> [Task data]
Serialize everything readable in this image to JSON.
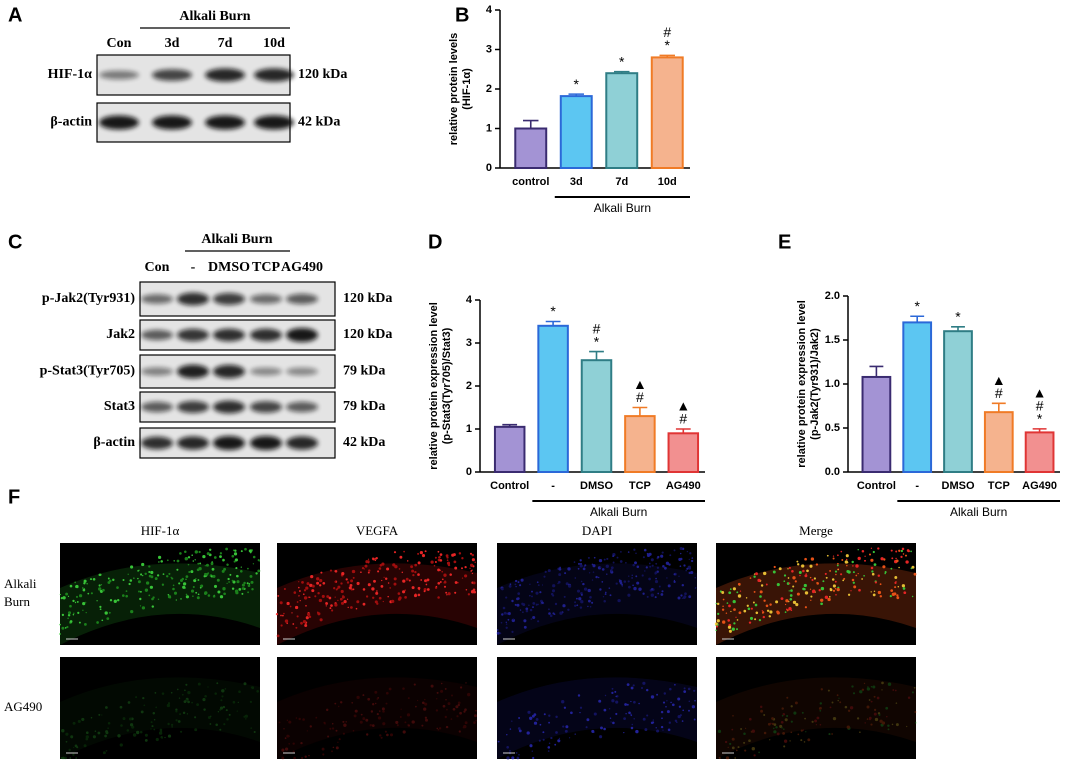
{
  "panel_letters": [
    "A",
    "B",
    "C",
    "D",
    "E",
    "F"
  ],
  "blot_a": {
    "group": "Alkali Burn",
    "lanes": [
      "Con",
      "3d",
      "7d",
      "10d"
    ],
    "rows": [
      {
        "label": "HIF-1α",
        "size": "120 kDa"
      },
      {
        "label": "β-actin",
        "size": "42 kDa"
      }
    ]
  },
  "blot_c": {
    "group": "Alkali Burn",
    "lanes": [
      "Con",
      "-",
      "DMSO",
      "TCP",
      "AG490"
    ],
    "rows": [
      {
        "label": "p-Jak2(Tyr931)",
        "size": "120 kDa"
      },
      {
        "label": "Jak2",
        "size": "120 kDa"
      },
      {
        "label": "p-Stat3(Tyr705)",
        "size": "79 kDa"
      },
      {
        "label": "Stat3",
        "size": "79 kDa"
      },
      {
        "label": "β-actin",
        "size": "42 kDa"
      }
    ]
  },
  "chart_data": [
    {
      "type": "bar",
      "ylabel": [
        "relative protein levels",
        "(HIF-1α)"
      ],
      "categories": [
        "control",
        "3d",
        "7d",
        "10d"
      ],
      "values": [
        1.0,
        1.82,
        2.4,
        2.8
      ],
      "errors": [
        0.2,
        0.05,
        0.04,
        0.05
      ],
      "colors": [
        "#a393d4",
        "#5cc6f2",
        "#8fd0d6",
        "#f5b38e"
      ],
      "edge_colors": [
        "#3a2b70",
        "#2b68d8",
        "#2f7d85",
        "#f07b26"
      ],
      "annotations": [
        [],
        [
          "*"
        ],
        [
          "*"
        ],
        [
          "#",
          "*"
        ]
      ],
      "group_label": "Alkali Burn",
      "ylim": [
        0,
        4
      ],
      "yticks": [
        0,
        1,
        2,
        3,
        4
      ]
    },
    {
      "type": "bar",
      "ylabel": [
        "relative protein expression level",
        "(p-Stat3(Tyr705)/Stat3)"
      ],
      "categories": [
        "Control",
        "-",
        "DMSO",
        "TCP",
        "AG490"
      ],
      "values": [
        1.05,
        3.4,
        2.6,
        1.3,
        0.9
      ],
      "errors": [
        0.05,
        0.1,
        0.2,
        0.2,
        0.1
      ],
      "colors": [
        "#a393d4",
        "#5cc6f2",
        "#8fd0d6",
        "#f5b38e",
        "#f29090"
      ],
      "edge_colors": [
        "#3a2b70",
        "#2b68d8",
        "#2f7d85",
        "#f07b26",
        "#e03535"
      ],
      "annotations": [
        [],
        [
          "*"
        ],
        [
          "#",
          "*"
        ],
        [
          "▲",
          "#"
        ],
        [
          "▲",
          "#"
        ]
      ],
      "group_label": "Alkali Burn",
      "ylim": [
        0,
        4
      ],
      "yticks": [
        0,
        1,
        2,
        3,
        4
      ]
    },
    {
      "type": "bar",
      "ylabel": [
        "relative protein expression level",
        "(p-Jak2(Tyr931)/Jak2)"
      ],
      "categories": [
        "Control",
        "-",
        "DMSO",
        "TCP",
        "AG490"
      ],
      "values": [
        1.08,
        1.7,
        1.6,
        0.68,
        0.45
      ],
      "errors": [
        0.12,
        0.07,
        0.05,
        0.1,
        0.04
      ],
      "colors": [
        "#a393d4",
        "#5cc6f2",
        "#8fd0d6",
        "#f5b38e",
        "#f29090"
      ],
      "edge_colors": [
        "#3a2b70",
        "#2b68d8",
        "#2f7d85",
        "#f07b26",
        "#e03535"
      ],
      "annotations": [
        [],
        [
          "*"
        ],
        [
          "*"
        ],
        [
          "▲",
          "#"
        ],
        [
          "▲",
          "#",
          "*"
        ]
      ],
      "group_label": "Alkali Burn",
      "ylim": [
        0,
        2
      ],
      "yticks": [
        {
          "value": 0,
          "label": "0.0"
        },
        0.5,
        {
          "value": 1,
          "label": "1.0"
        },
        1.5,
        {
          "value": 2,
          "label": "2.0"
        }
      ]
    }
  ],
  "fluorescence": {
    "channels": [
      "HIF-1α",
      "VEGFA",
      "DAPI",
      "Merge"
    ],
    "rows": [
      [
        "Alkali",
        "Burn"
      ],
      [
        "AG490"
      ]
    ]
  }
}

> [Description of the task]
Would you retype the listing above exactly, omitting its pictures?

> [Answer for the task]
Serialize everything readable in this image to JSON.
{
  "panel_letters": [
    "A",
    "B",
    "C",
    "D",
    "E",
    "F"
  ],
  "blot_a": {
    "group": "Alkali Burn",
    "lanes": [
      "Con",
      "3d",
      "7d",
      "10d"
    ],
    "rows": [
      {
        "label": "HIF-1α",
        "size": "120 kDa"
      },
      {
        "label": "β-actin",
        "size": "42 kDa"
      }
    ]
  },
  "blot_c": {
    "group": "Alkali Burn",
    "lanes": [
      "Con",
      "-",
      "DMSO",
      "TCP",
      "AG490"
    ],
    "rows": [
      {
        "label": "p-Jak2(Tyr931)",
        "size": "120 kDa"
      },
      {
        "label": "Jak2",
        "size": "120 kDa"
      },
      {
        "label": "p-Stat3(Tyr705)",
        "size": "79 kDa"
      },
      {
        "label": "Stat3",
        "size": "79 kDa"
      },
      {
        "label": "β-actin",
        "size": "42 kDa"
      }
    ]
  },
  "chart_data": [
    {
      "type": "bar",
      "ylabel": [
        "relative protein levels",
        "(HIF-1α)"
      ],
      "categories": [
        "control",
        "3d",
        "7d",
        "10d"
      ],
      "values": [
        1.0,
        1.82,
        2.4,
        2.8
      ],
      "errors": [
        0.2,
        0.05,
        0.04,
        0.05
      ],
      "colors": [
        "#a393d4",
        "#5cc6f2",
        "#8fd0d6",
        "#f5b38e"
      ],
      "edge_colors": [
        "#3a2b70",
        "#2b68d8",
        "#2f7d85",
        "#f07b26"
      ],
      "annotations": [
        [],
        [
          "*"
        ],
        [
          "*"
        ],
        [
          "#",
          "*"
        ]
      ],
      "group_label": "Alkali Burn",
      "ylim": [
        0,
        4
      ],
      "yticks": [
        0,
        1,
        2,
        3,
        4
      ]
    },
    {
      "type": "bar",
      "ylabel": [
        "relative protein expression level",
        "(p-Stat3(Tyr705)/Stat3)"
      ],
      "categories": [
        "Control",
        "-",
        "DMSO",
        "TCP",
        "AG490"
      ],
      "values": [
        1.05,
        3.4,
        2.6,
        1.3,
        0.9
      ],
      "errors": [
        0.05,
        0.1,
        0.2,
        0.2,
        0.1
      ],
      "colors": [
        "#a393d4",
        "#5cc6f2",
        "#8fd0d6",
        "#f5b38e",
        "#f29090"
      ],
      "edge_colors": [
        "#3a2b70",
        "#2b68d8",
        "#2f7d85",
        "#f07b26",
        "#e03535"
      ],
      "annotations": [
        [],
        [
          "*"
        ],
        [
          "#",
          "*"
        ],
        [
          "▲",
          "#"
        ],
        [
          "▲",
          "#"
        ]
      ],
      "group_label": "Alkali Burn",
      "ylim": [
        0,
        4
      ],
      "yticks": [
        0,
        1,
        2,
        3,
        4
      ]
    },
    {
      "type": "bar",
      "ylabel": [
        "relative protein expression level",
        "(p-Jak2(Tyr931)/Jak2)"
      ],
      "categories": [
        "Control",
        "-",
        "DMSO",
        "TCP",
        "AG490"
      ],
      "values": [
        1.08,
        1.7,
        1.6,
        0.68,
        0.45
      ],
      "errors": [
        0.12,
        0.07,
        0.05,
        0.1,
        0.04
      ],
      "colors": [
        "#a393d4",
        "#5cc6f2",
        "#8fd0d6",
        "#f5b38e",
        "#f29090"
      ],
      "edge_colors": [
        "#3a2b70",
        "#2b68d8",
        "#2f7d85",
        "#f07b26",
        "#e03535"
      ],
      "annotations": [
        [],
        [
          "*"
        ],
        [
          "*"
        ],
        [
          "▲",
          "#"
        ],
        [
          "▲",
          "#",
          "*"
        ]
      ],
      "group_label": "Alkali Burn",
      "ylim": [
        0,
        2
      ],
      "yticks": [
        {
          "value": 0,
          "label": "0.0"
        },
        0.5,
        {
          "value": 1,
          "label": "1.0"
        },
        1.5,
        {
          "value": 2,
          "label": "2.0"
        }
      ]
    }
  ],
  "fluorescence": {
    "channels": [
      "HIF-1α",
      "VEGFA",
      "DAPI",
      "Merge"
    ],
    "rows": [
      [
        "Alkali",
        "Burn"
      ],
      [
        "AG490"
      ]
    ]
  }
}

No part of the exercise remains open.